§ PROVIDED RECORDS:

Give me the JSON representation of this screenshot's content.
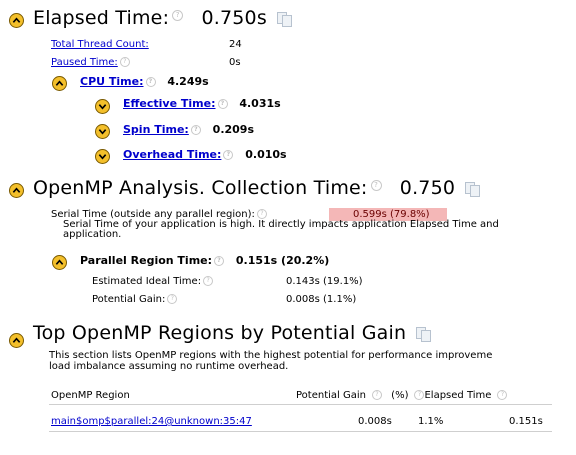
{
  "elapsed": {
    "title": "Elapsed Time:",
    "value": "0.750s",
    "total_thread_count_label": "Total Thread Count:",
    "total_thread_count_value": "24",
    "paused_time_label": "Paused Time:",
    "paused_time_value": "0s",
    "cpu_time_label": "CPU Time:",
    "cpu_time_value": "4.249s",
    "effective_time_label": "Effective Time:",
    "effective_time_value": "4.031s",
    "spin_time_label": "Spin Time:",
    "spin_time_value": "0.209s",
    "overhead_time_label": "Overhead Time:",
    "overhead_time_value": "0.010s"
  },
  "openmp": {
    "title": "OpenMP Analysis. Collection Time:",
    "value": "0.750",
    "serial_time_label": "Serial Time (outside any parallel region):",
    "serial_time_value": "0.599s (79.8%)",
    "serial_note_line1": "Serial Time of your application is high. It directly impacts application Elapsed Time and",
    "serial_note_line2": "application.",
    "parallel_region_label": "Parallel Region Time:",
    "parallel_region_value": "0.151s (20.2%)",
    "ideal_time_label": "Estimated Ideal Time:",
    "ideal_time_value": "0.143s (19.1%)",
    "potential_gain_label": "Potential Gain:",
    "potential_gain_value": "0.008s (1.1%)",
    "highlight_color": "#f4b7b7"
  },
  "top_regions": {
    "title": "Top OpenMP Regions by Potential Gain",
    "desc_line1": "This section lists OpenMP regions with the highest potential for performance improveme",
    "desc_line2": "load imbalance assuming no runtime overhead.",
    "columns": {
      "region": "OpenMP Region",
      "potential_gain": "Potential Gain",
      "pct": "(%)",
      "elapsed": "Elapsed Time"
    },
    "rows": [
      {
        "region": "main$omp$parallel:24@unknown:35:47",
        "gain": "0.008s",
        "pct": "1.1%",
        "elapsed": "0.151s"
      }
    ]
  }
}
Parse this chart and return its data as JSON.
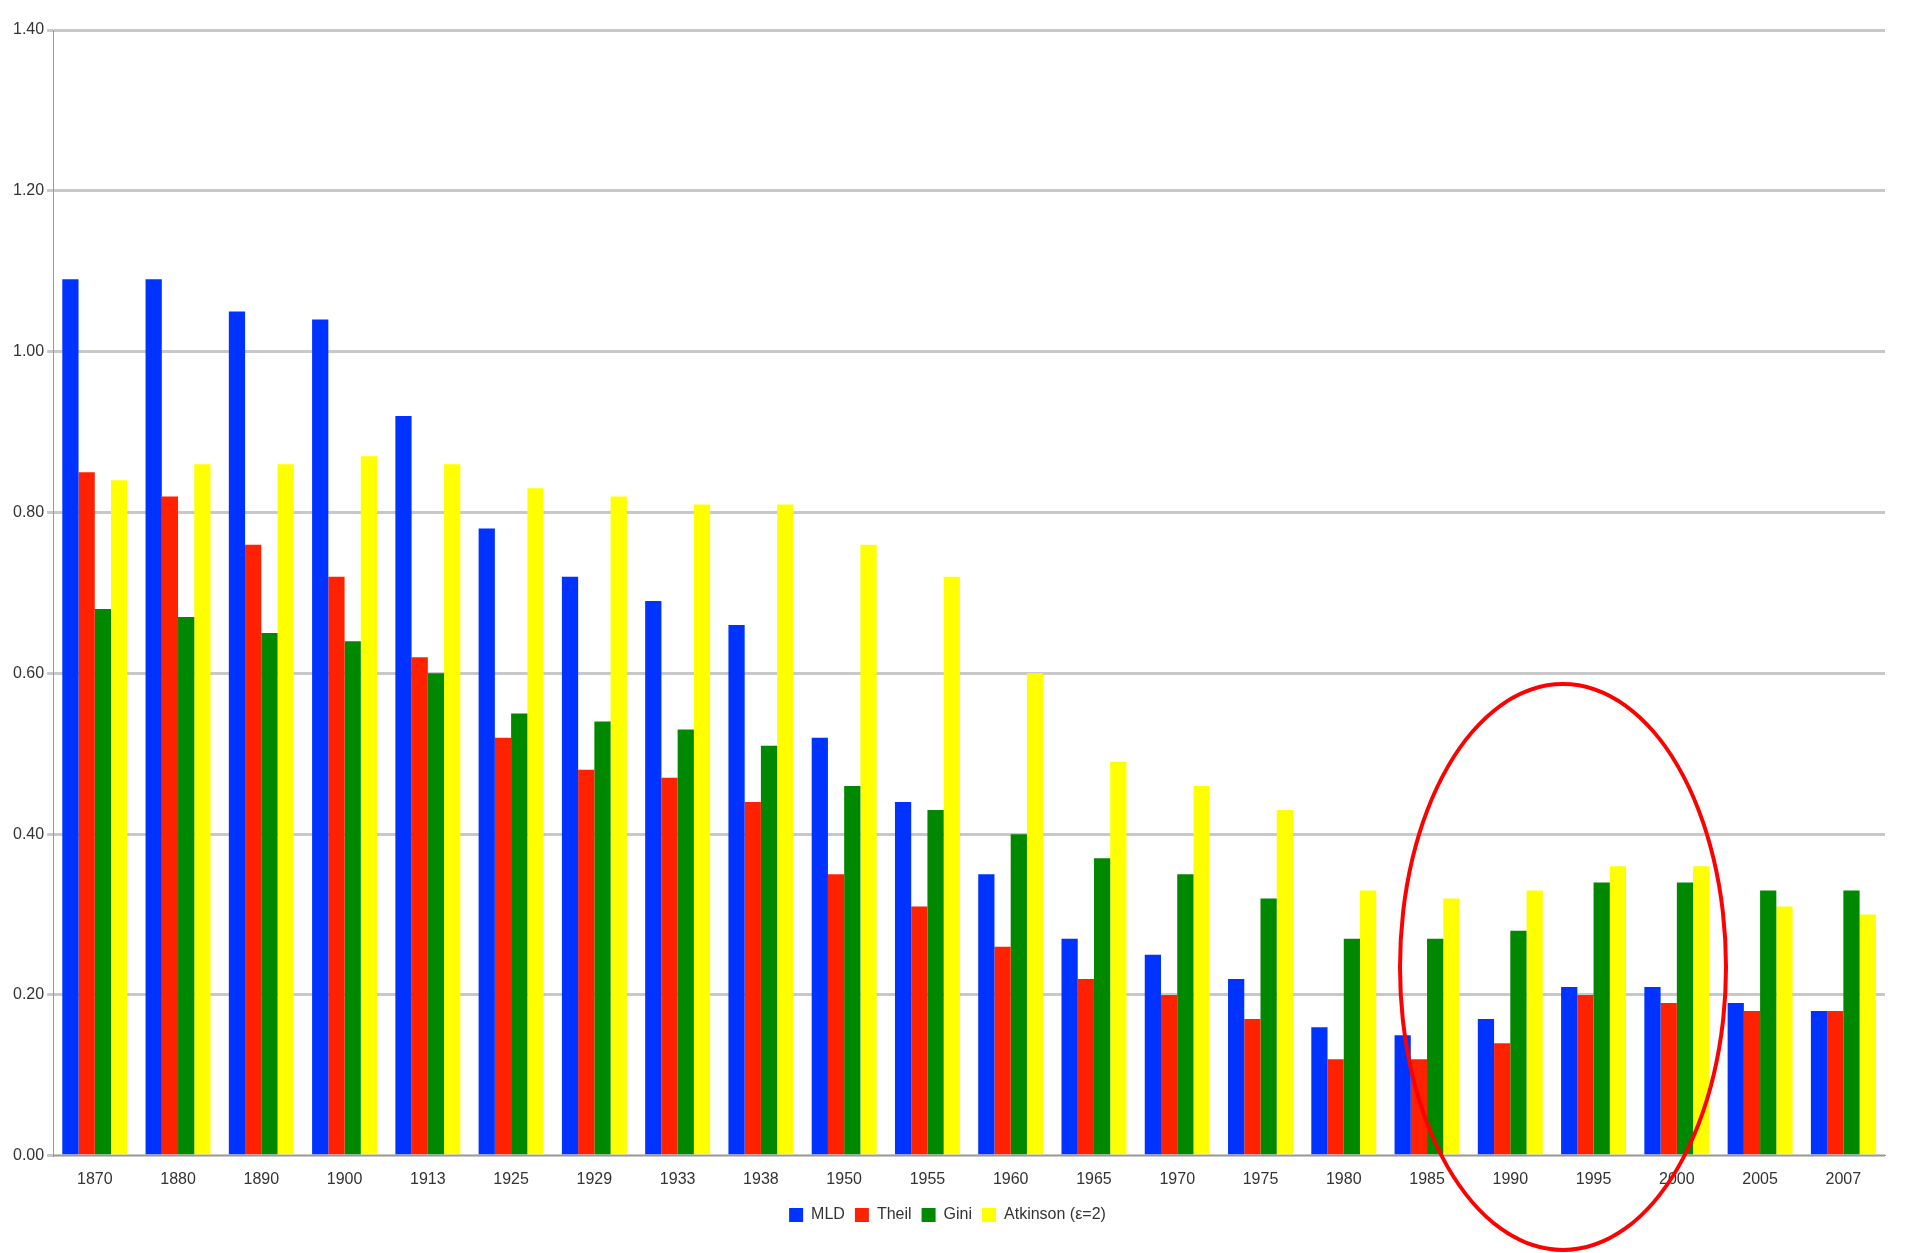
{
  "chart_data": {
    "type": "bar",
    "categories": [
      "1870",
      "1880",
      "1890",
      "1900",
      "1913",
      "1925",
      "1929",
      "1933",
      "1938",
      "1950",
      "1955",
      "1960",
      "1965",
      "1970",
      "1975",
      "1980",
      "1985",
      "1990",
      "1995",
      "2000",
      "2005",
      "2007"
    ],
    "series": [
      {
        "name": "MLD",
        "color": "#0033ff",
        "values": [
          1.09,
          1.09,
          1.05,
          1.04,
          0.92,
          0.78,
          0.72,
          0.69,
          0.66,
          0.52,
          0.44,
          0.35,
          0.27,
          0.25,
          0.22,
          0.16,
          0.15,
          0.17,
          0.21,
          0.21,
          0.19,
          0.18
        ]
      },
      {
        "name": "Theil",
        "color": "#ff2200",
        "values": [
          0.85,
          0.82,
          0.76,
          0.72,
          0.62,
          0.52,
          0.48,
          0.47,
          0.44,
          0.35,
          0.31,
          0.26,
          0.22,
          0.2,
          0.17,
          0.12,
          0.12,
          0.14,
          0.2,
          0.19,
          0.18,
          0.18
        ]
      },
      {
        "name": "Gini",
        "color": "#008800",
        "values": [
          0.68,
          0.67,
          0.65,
          0.64,
          0.6,
          0.55,
          0.54,
          0.53,
          0.51,
          0.46,
          0.43,
          0.4,
          0.37,
          0.35,
          0.32,
          0.27,
          0.27,
          0.28,
          0.34,
          0.34,
          0.33,
          0.33
        ]
      },
      {
        "name": "Atkinson (ε=2)",
        "color": "#ffff00",
        "values": [
          0.84,
          0.86,
          0.86,
          0.87,
          0.86,
          0.83,
          0.82,
          0.81,
          0.81,
          0.76,
          0.72,
          0.6,
          0.49,
          0.46,
          0.43,
          0.33,
          0.32,
          0.33,
          0.36,
          0.36,
          0.31,
          0.3
        ]
      }
    ],
    "ylim": [
      0,
      1.4
    ],
    "yticks": [
      {
        "value": 0,
        "label": "0.00"
      },
      {
        "value": 0.2,
        "label": "0.20"
      },
      {
        "value": 0.4,
        "label": "0.40"
      },
      {
        "value": 0.6,
        "label": "0.60"
      },
      {
        "value": 0.8,
        "label": "0.80"
      },
      {
        "value": 1,
        "label": "1.00"
      },
      {
        "value": 1.2,
        "label": "1.20"
      },
      {
        "value": 1.4,
        "label": "1.40"
      }
    ],
    "grid": "y",
    "legend": "bottom"
  }
}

§ YOUR GOAL:
Transcribe the records word for word and include no pictures.

§ CORRECT RESULT:
Give me the JSON representation of this screenshot's content.
{
  "elapsed": {
    "title": "Elapsed Time:",
    "value": "0.750s",
    "total_thread_count_label": "Total Thread Count:",
    "total_thread_count_value": "24",
    "paused_time_label": "Paused Time:",
    "paused_time_value": "0s",
    "cpu_time_label": "CPU Time:",
    "cpu_time_value": "4.249s",
    "effective_time_label": "Effective Time:",
    "effective_time_value": "4.031s",
    "spin_time_label": "Spin Time:",
    "spin_time_value": "0.209s",
    "overhead_time_label": "Overhead Time:",
    "overhead_time_value": "0.010s"
  },
  "openmp": {
    "title": "OpenMP Analysis. Collection Time:",
    "value": "0.750",
    "serial_time_label": "Serial Time (outside any parallel region):",
    "serial_time_value": "0.599s (79.8%)",
    "serial_note_line1": "Serial Time of your application is high. It directly impacts application Elapsed Time and",
    "serial_note_line2": "application.",
    "parallel_region_label": "Parallel Region Time:",
    "parallel_region_value": "0.151s (20.2%)",
    "ideal_time_label": "Estimated Ideal Time:",
    "ideal_time_value": "0.143s (19.1%)",
    "potential_gain_label": "Potential Gain:",
    "potential_gain_value": "0.008s (1.1%)",
    "highlight_color": "#f4b7b7"
  },
  "top_regions": {
    "title": "Top OpenMP Regions by Potential Gain",
    "desc_line1": "This section lists OpenMP regions with the highest potential for performance improveme",
    "desc_line2": "load imbalance assuming no runtime overhead.",
    "columns": {
      "region": "OpenMP Region",
      "potential_gain": "Potential Gain",
      "pct": "(%)",
      "elapsed": "Elapsed Time"
    },
    "rows": [
      {
        "region": "main$omp$parallel:24@unknown:35:47",
        "gain": "0.008s",
        "pct": "1.1%",
        "elapsed": "0.151s"
      }
    ]
  }
}
Parse this chart and return its data as JSON.
{
  "chart_data": {
    "type": "bar",
    "categories": [
      "1870",
      "1880",
      "1890",
      "1900",
      "1913",
      "1925",
      "1929",
      "1933",
      "1938",
      "1950",
      "1955",
      "1960",
      "1965",
      "1970",
      "1975",
      "1980",
      "1985",
      "1990",
      "1995",
      "2000",
      "2005",
      "2007"
    ],
    "series": [
      {
        "name": "MLD",
        "color": "#0033ff",
        "values": [
          1.09,
          1.09,
          1.05,
          1.04,
          0.92,
          0.78,
          0.72,
          0.69,
          0.66,
          0.52,
          0.44,
          0.35,
          0.27,
          0.25,
          0.22,
          0.16,
          0.15,
          0.17,
          0.21,
          0.21,
          0.19,
          0.18
        ]
      },
      {
        "name": "Theil",
        "color": "#ff2200",
        "values": [
          0.85,
          0.82,
          0.76,
          0.72,
          0.62,
          0.52,
          0.48,
          0.47,
          0.44,
          0.35,
          0.31,
          0.26,
          0.22,
          0.2,
          0.17,
          0.12,
          0.12,
          0.14,
          0.2,
          0.19,
          0.18,
          0.18
        ]
      },
      {
        "name": "Gini",
        "color": "#008800",
        "values": [
          0.68,
          0.67,
          0.65,
          0.64,
          0.6,
          0.55,
          0.54,
          0.53,
          0.51,
          0.46,
          0.43,
          0.4,
          0.37,
          0.35,
          0.32,
          0.27,
          0.27,
          0.28,
          0.34,
          0.34,
          0.33,
          0.33
        ]
      },
      {
        "name": "Atkinson (ε=2)",
        "color": "#ffff00",
        "values": [
          0.84,
          0.86,
          0.86,
          0.87,
          0.86,
          0.83,
          0.82,
          0.81,
          0.81,
          0.76,
          0.72,
          0.6,
          0.49,
          0.46,
          0.43,
          0.33,
          0.32,
          0.33,
          0.36,
          0.36,
          0.31,
          0.3
        ]
      }
    ],
    "ylim": [
      0,
      1.4
    ],
    "yticks": [
      {
        "value": 0,
        "label": "0.00"
      },
      {
        "value": 0.2,
        "label": "0.20"
      },
      {
        "value": 0.4,
        "label": "0.40"
      },
      {
        "value": 0.6,
        "label": "0.60"
      },
      {
        "value": 0.8,
        "label": "0.80"
      },
      {
        "value": 1,
        "label": "1.00"
      },
      {
        "value": 1.2,
        "label": "1.20"
      },
      {
        "value": 1.4,
        "label": "1.40"
      }
    ],
    "grid": "y",
    "legend": "bottom"
  }
}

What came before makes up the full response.